| TASK TO COMPLETE |
Repeat, line for line, the entries printed below.

| DATA PROVIDED |
►
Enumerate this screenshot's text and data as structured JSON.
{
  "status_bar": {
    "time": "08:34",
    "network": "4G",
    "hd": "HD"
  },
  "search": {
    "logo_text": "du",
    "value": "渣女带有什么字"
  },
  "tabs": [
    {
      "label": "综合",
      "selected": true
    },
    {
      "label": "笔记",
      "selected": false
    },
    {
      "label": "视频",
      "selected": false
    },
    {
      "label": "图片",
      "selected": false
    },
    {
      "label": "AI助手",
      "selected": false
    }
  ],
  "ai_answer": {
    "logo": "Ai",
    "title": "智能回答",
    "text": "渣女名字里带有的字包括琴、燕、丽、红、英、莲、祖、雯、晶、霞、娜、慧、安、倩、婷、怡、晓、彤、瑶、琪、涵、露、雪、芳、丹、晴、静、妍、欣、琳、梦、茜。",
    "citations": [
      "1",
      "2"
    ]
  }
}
◄
| RESPONSE BELOW |
Enumerate this screenshot's text and data as structured JSON.
{
  "status_bar": {
    "time": "08:34",
    "network": "4G",
    "hd": "HD"
  },
  "search": {
    "logo_text": "du",
    "value": "渣女带有什么字"
  },
  "tabs": [
    {
      "label": "综合",
      "selected": true
    },
    {
      "label": "笔记",
      "selected": false
    },
    {
      "label": "视频",
      "selected": false
    },
    {
      "label": "图片",
      "selected": false
    },
    {
      "label": "AI助手",
      "selected": false
    }
  ],
  "ai_answer": {
    "logo": "Ai",
    "title": "智能回答",
    "text": "渣女名字里带有的字包括琴、燕、丽、红、英、莲、祖、雯、晶、霞、娜、慧、安、倩、婷、怡、晓、彤、瑶、琪、涵、露、雪、芳、丹、晴、静、妍、欣、琳、梦、茜。",
    "citations": [
      "1",
      "2"
    ]
  }
}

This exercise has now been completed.